## begin RAW RECORDS

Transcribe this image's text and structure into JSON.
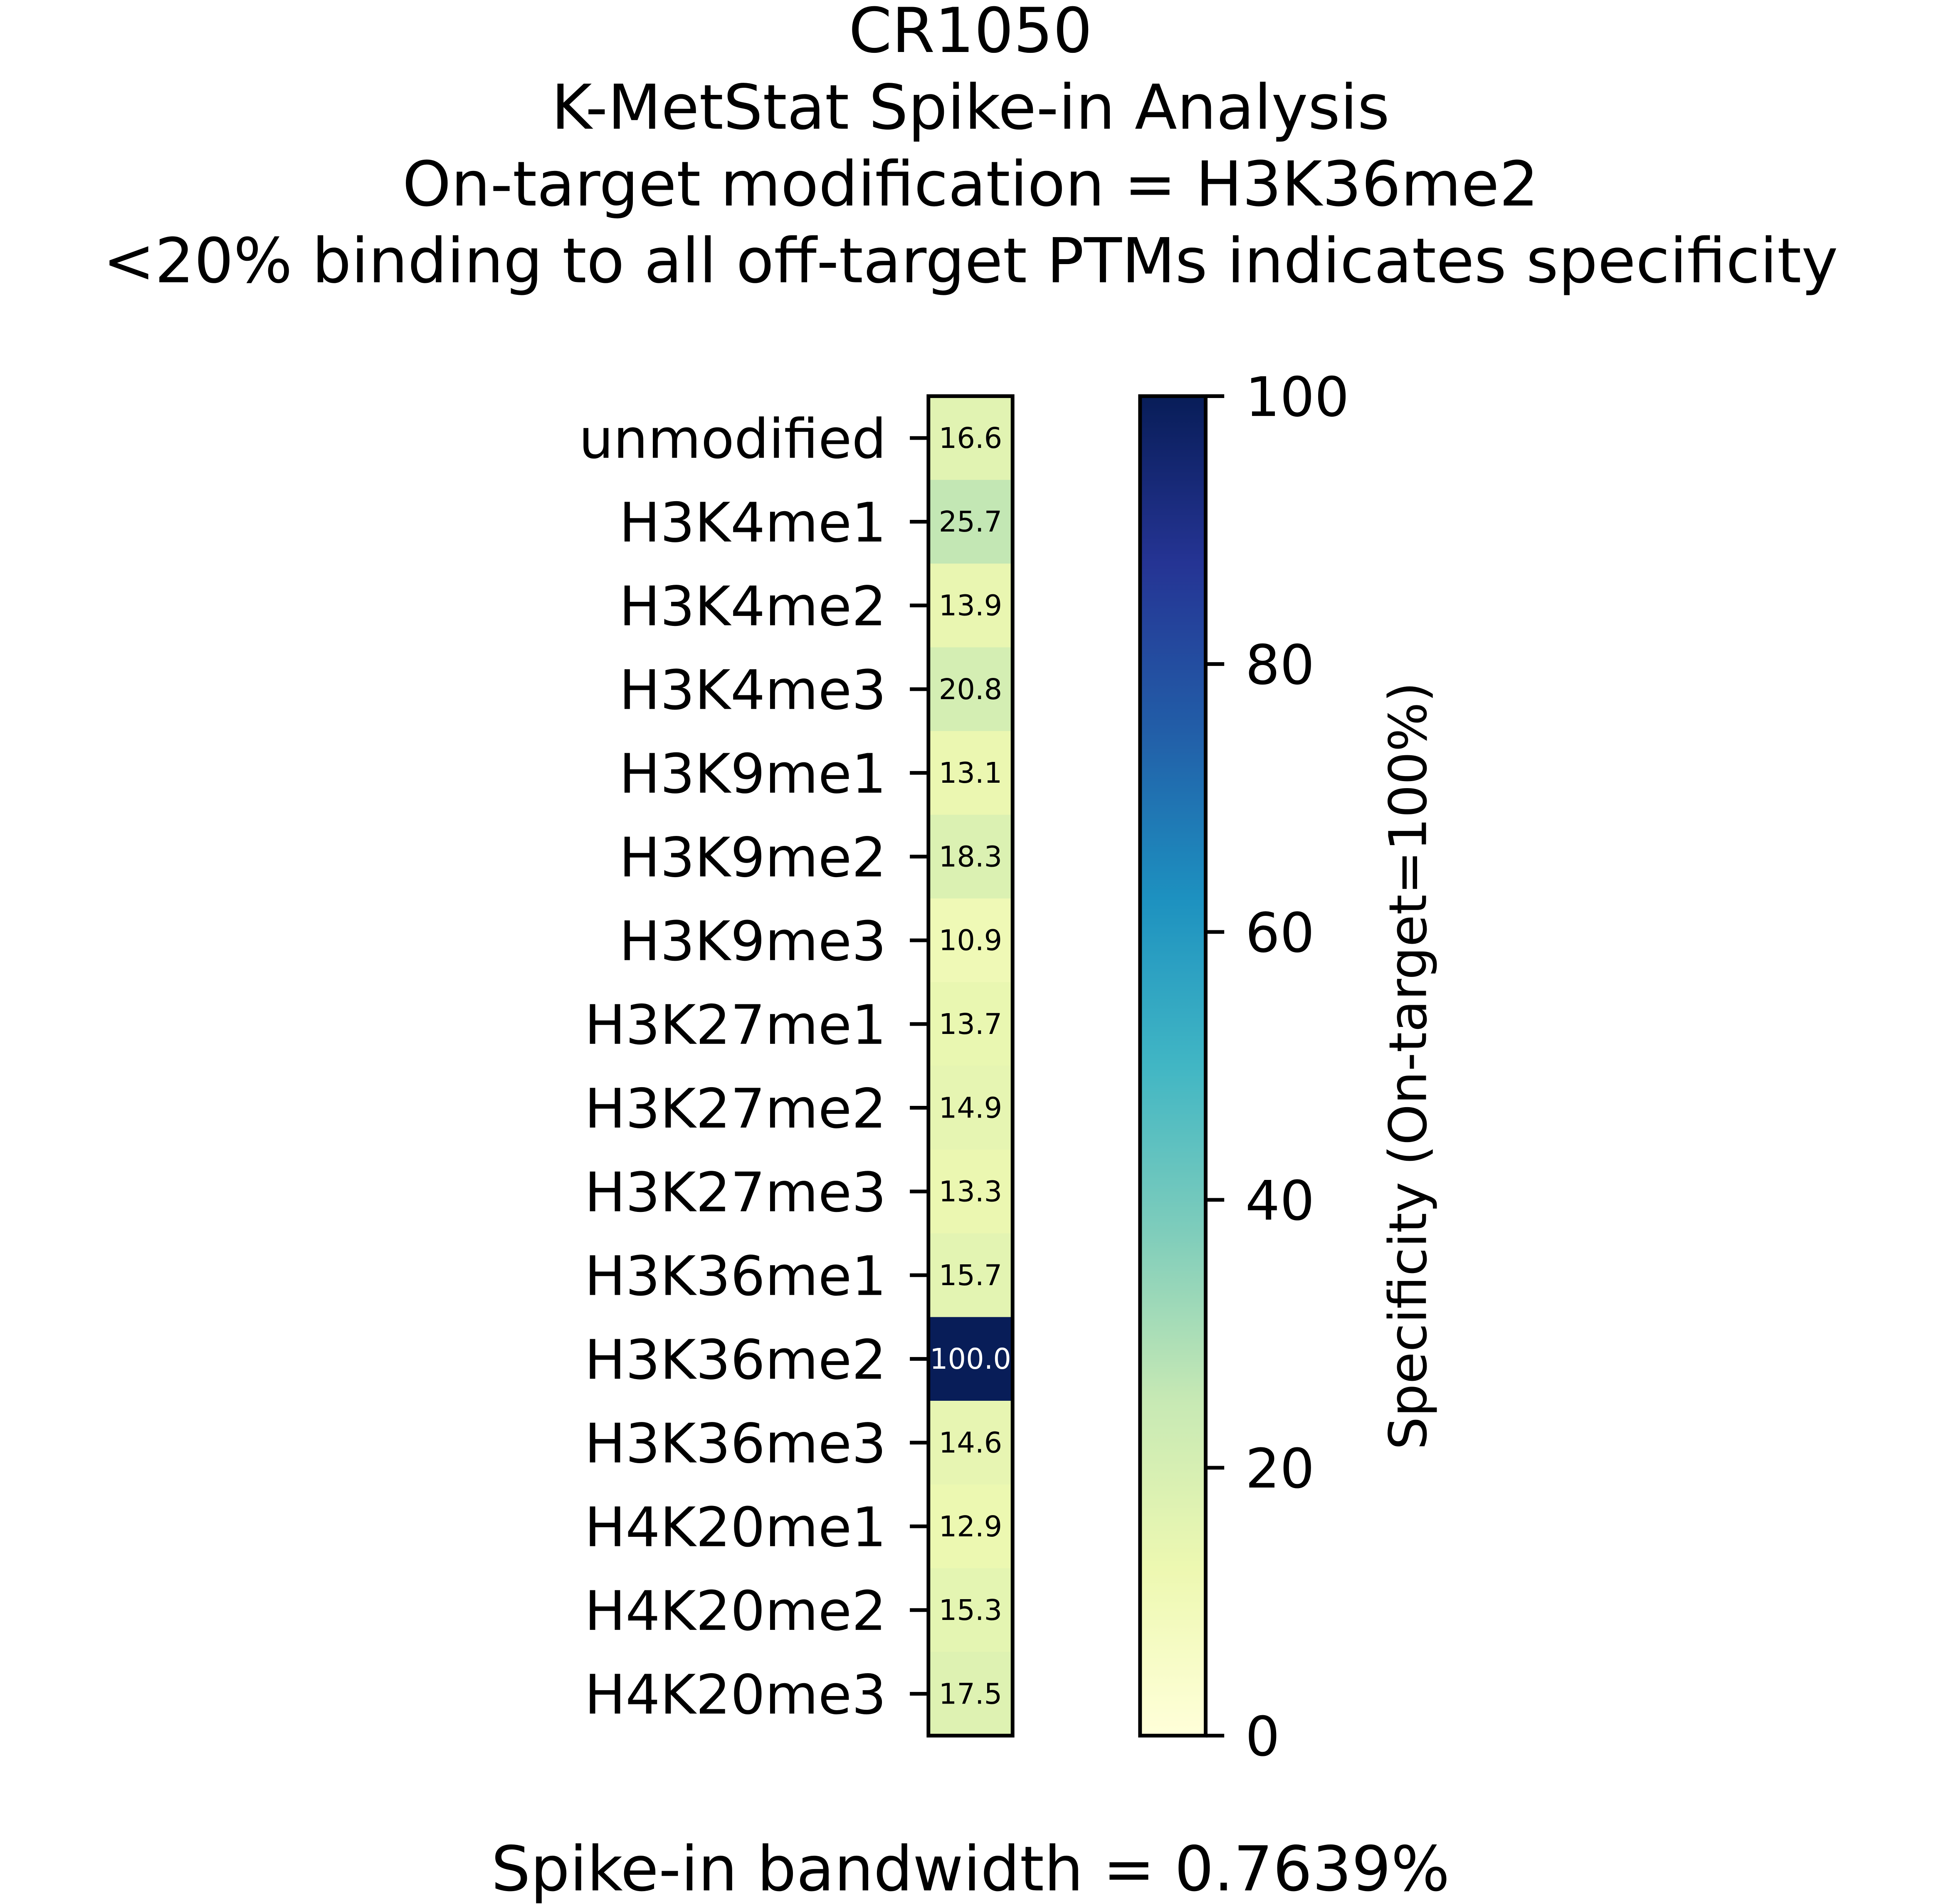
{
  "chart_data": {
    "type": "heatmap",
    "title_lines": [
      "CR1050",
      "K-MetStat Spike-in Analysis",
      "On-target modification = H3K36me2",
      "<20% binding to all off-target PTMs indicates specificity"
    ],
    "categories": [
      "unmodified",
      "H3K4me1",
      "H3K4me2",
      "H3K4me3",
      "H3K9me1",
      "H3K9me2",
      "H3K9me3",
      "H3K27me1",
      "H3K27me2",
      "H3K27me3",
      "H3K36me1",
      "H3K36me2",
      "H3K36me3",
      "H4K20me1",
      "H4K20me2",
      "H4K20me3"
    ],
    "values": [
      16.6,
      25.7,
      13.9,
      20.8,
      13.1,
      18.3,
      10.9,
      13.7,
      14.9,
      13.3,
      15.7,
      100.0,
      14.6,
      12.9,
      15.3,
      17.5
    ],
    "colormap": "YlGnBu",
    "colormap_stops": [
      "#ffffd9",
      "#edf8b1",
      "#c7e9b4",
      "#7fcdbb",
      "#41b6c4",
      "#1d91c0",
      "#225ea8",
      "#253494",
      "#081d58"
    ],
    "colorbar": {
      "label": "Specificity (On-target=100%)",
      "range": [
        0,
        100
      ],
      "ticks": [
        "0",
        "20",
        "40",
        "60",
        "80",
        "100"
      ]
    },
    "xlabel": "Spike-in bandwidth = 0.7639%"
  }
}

## end RAW RECORDS
## begin RAW RECORDS

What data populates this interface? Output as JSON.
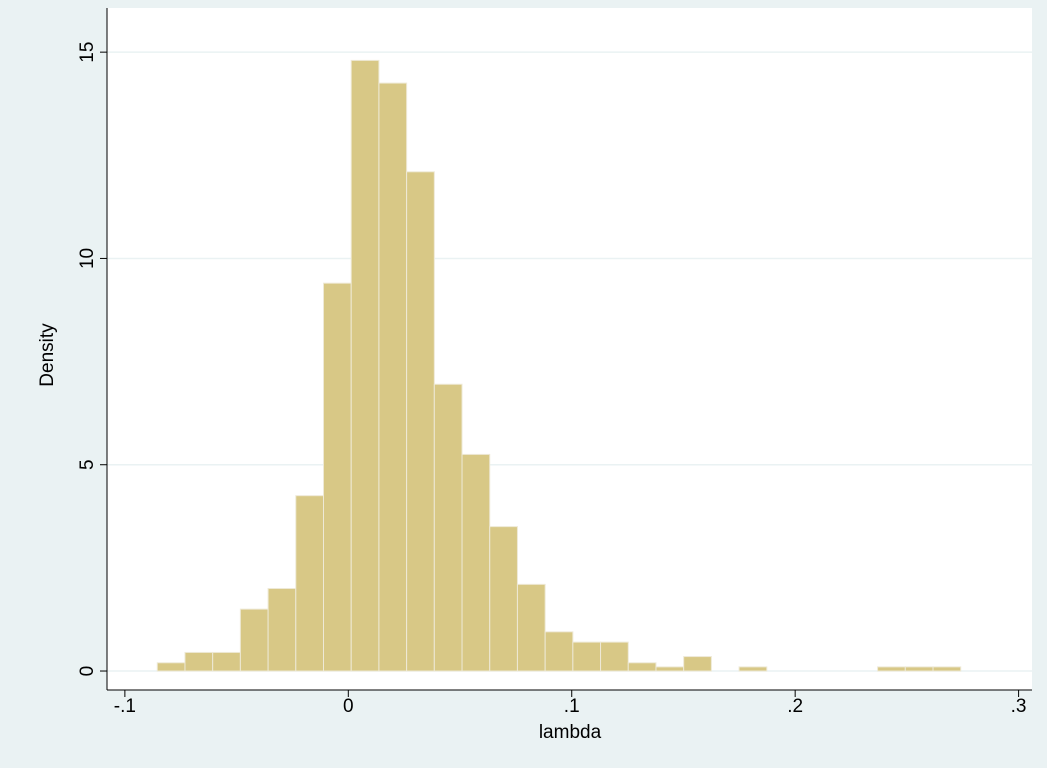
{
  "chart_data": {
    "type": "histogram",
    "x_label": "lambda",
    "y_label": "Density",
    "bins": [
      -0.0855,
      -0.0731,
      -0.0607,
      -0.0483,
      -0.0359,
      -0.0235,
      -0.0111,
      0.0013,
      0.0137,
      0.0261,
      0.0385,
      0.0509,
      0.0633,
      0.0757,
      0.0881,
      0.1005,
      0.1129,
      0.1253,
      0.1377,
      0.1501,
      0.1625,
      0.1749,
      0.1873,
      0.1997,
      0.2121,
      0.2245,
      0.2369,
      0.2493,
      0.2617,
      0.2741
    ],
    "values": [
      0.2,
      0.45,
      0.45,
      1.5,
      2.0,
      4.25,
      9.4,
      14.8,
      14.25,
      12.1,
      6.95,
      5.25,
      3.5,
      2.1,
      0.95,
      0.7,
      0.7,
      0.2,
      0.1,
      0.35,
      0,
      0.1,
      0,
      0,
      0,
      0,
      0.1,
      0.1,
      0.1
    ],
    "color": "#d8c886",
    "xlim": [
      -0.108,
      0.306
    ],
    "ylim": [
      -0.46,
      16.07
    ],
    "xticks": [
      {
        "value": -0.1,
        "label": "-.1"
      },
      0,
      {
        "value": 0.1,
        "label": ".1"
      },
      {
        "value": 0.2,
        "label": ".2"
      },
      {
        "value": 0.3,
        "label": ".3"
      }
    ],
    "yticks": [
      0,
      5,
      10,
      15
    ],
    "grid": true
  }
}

## end RAW RECORDS

DIRECTIONS — Return each line among the entries that holds the word "Spike".

WRITTEN SOLUTION —
      "K-MetStat Spike-in Analysis",
    "xlabel": "Spike-in bandwidth = 0.7639%"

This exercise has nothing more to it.